WRITTEN REQUEST:
Find each line holding "peak" and copy it out.

Records about charts and figures:
• • • • •
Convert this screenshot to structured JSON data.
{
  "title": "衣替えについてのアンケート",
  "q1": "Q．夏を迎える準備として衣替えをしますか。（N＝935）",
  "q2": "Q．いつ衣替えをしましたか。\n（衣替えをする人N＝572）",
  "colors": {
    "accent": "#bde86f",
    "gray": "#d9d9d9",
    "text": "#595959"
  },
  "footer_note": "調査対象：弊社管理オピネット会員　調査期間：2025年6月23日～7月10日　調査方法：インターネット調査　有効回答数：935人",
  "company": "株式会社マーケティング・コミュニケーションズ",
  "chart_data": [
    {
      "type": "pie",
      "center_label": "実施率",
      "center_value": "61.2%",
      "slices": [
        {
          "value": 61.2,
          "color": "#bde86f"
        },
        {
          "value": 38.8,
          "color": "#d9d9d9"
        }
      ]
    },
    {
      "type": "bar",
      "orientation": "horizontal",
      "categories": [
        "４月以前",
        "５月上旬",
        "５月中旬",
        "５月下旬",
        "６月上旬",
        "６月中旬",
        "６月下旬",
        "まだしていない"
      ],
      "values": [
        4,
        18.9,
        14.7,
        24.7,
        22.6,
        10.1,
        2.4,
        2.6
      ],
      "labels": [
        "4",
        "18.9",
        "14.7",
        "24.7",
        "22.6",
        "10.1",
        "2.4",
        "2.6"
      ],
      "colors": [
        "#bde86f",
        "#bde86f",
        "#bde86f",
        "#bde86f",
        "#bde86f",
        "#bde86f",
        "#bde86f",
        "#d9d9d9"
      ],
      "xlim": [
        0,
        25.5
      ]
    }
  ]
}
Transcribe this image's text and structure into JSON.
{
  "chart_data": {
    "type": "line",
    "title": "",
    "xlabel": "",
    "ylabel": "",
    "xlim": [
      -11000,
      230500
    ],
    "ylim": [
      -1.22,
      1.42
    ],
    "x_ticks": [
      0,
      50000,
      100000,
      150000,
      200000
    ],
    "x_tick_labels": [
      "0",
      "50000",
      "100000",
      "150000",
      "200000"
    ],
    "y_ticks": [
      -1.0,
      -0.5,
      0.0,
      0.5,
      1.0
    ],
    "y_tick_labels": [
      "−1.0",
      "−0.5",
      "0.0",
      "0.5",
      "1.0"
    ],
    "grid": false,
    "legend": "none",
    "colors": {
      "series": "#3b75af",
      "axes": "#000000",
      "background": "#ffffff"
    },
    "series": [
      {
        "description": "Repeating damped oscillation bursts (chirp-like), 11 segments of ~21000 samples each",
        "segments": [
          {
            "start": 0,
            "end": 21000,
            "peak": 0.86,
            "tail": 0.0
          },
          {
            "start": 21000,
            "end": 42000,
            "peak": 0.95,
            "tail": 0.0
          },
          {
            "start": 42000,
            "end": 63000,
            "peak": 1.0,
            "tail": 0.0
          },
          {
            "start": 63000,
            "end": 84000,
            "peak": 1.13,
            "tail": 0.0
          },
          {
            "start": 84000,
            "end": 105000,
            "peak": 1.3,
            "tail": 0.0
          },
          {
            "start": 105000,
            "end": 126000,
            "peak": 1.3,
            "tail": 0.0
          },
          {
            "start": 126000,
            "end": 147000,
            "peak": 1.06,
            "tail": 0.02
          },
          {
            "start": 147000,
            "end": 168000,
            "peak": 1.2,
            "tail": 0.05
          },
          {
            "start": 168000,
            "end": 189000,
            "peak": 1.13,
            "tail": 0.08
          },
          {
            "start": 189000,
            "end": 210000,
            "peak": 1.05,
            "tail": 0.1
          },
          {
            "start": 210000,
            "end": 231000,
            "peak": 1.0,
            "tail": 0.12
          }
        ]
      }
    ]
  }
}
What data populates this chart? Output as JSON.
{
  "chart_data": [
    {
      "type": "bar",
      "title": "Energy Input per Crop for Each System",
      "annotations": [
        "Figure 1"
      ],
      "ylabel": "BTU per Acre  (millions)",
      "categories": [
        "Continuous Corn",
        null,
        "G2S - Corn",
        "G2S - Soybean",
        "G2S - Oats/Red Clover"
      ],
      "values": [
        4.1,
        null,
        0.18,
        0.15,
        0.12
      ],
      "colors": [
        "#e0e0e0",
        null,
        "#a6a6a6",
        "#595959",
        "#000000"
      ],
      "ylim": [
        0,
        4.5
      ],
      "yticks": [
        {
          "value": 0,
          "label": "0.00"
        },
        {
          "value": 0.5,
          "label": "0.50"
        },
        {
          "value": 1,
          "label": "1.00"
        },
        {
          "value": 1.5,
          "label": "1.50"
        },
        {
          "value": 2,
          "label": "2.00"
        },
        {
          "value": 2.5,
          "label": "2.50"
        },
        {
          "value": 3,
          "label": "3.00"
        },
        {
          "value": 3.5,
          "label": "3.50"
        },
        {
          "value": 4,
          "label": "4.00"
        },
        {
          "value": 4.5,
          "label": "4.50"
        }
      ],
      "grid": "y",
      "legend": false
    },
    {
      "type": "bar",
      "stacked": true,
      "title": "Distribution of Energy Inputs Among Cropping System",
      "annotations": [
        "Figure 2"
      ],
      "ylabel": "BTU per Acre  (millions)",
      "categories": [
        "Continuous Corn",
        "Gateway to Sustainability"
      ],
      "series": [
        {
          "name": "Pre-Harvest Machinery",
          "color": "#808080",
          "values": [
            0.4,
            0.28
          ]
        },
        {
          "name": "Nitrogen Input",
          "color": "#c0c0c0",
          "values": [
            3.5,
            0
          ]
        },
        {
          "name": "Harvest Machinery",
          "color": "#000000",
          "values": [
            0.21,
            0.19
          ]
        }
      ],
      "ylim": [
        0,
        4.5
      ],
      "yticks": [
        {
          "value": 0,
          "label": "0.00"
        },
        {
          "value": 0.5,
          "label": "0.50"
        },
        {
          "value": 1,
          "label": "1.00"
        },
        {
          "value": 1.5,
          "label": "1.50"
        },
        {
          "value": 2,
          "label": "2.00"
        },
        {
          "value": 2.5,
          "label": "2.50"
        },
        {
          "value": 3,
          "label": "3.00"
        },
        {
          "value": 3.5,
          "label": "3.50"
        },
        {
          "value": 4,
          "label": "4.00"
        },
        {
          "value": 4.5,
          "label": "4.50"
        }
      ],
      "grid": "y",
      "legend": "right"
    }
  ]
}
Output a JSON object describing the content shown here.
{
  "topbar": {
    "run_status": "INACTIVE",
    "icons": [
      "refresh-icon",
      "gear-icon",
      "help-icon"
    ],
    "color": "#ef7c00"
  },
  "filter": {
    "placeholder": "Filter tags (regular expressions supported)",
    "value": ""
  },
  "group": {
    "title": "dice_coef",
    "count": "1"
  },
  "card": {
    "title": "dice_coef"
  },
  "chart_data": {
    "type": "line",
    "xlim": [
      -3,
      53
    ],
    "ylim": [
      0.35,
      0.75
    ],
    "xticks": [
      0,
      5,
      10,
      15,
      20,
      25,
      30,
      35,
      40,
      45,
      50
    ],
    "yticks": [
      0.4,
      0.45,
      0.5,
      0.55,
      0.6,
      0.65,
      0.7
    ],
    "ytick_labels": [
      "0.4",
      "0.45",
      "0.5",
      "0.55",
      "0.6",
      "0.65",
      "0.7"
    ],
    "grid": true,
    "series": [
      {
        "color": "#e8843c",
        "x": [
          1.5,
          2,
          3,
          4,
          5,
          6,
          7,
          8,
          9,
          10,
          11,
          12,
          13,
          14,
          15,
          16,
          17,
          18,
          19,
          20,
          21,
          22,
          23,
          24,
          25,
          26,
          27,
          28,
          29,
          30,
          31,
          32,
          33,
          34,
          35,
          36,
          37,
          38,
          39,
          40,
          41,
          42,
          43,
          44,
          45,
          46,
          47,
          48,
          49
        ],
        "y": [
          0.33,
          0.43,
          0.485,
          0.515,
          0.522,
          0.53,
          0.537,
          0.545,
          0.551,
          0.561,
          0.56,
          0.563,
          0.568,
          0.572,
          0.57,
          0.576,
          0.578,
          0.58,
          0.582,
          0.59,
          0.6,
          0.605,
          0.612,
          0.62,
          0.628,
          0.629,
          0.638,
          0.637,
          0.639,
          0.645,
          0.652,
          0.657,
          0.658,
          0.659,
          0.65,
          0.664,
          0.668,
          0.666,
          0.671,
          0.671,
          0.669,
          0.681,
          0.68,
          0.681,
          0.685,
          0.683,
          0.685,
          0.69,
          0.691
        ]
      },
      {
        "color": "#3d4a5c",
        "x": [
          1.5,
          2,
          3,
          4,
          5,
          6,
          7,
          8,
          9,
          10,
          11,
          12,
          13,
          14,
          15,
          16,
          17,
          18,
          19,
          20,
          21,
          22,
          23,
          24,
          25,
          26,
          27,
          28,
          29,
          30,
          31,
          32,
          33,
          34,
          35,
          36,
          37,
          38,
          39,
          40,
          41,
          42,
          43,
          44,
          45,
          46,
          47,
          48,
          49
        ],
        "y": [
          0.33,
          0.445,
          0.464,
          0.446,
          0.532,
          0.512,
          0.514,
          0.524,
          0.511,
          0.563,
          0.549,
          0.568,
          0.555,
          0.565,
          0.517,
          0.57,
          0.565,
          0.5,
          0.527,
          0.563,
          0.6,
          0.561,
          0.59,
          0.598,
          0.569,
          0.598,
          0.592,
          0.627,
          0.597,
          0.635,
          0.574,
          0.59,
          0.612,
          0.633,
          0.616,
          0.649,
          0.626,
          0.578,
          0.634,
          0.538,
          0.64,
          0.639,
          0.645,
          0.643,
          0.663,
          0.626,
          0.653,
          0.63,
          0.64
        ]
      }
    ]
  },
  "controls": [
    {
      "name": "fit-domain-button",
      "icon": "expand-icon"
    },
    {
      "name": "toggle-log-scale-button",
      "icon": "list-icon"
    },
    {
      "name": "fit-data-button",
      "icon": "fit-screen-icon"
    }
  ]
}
• • • • •
WRITTEN ANSWER:
            "peak": 0.86,
            "peak": 0.95,
            "peak": 1.0,
            "peak": 1.13,
            "peak": 1.3,
            "peak": 1.3,
            "peak": 1.06,
            "peak": 1.2,
            "peak": 1.13,
            "peak": 1.05,
            "peak": 1.0,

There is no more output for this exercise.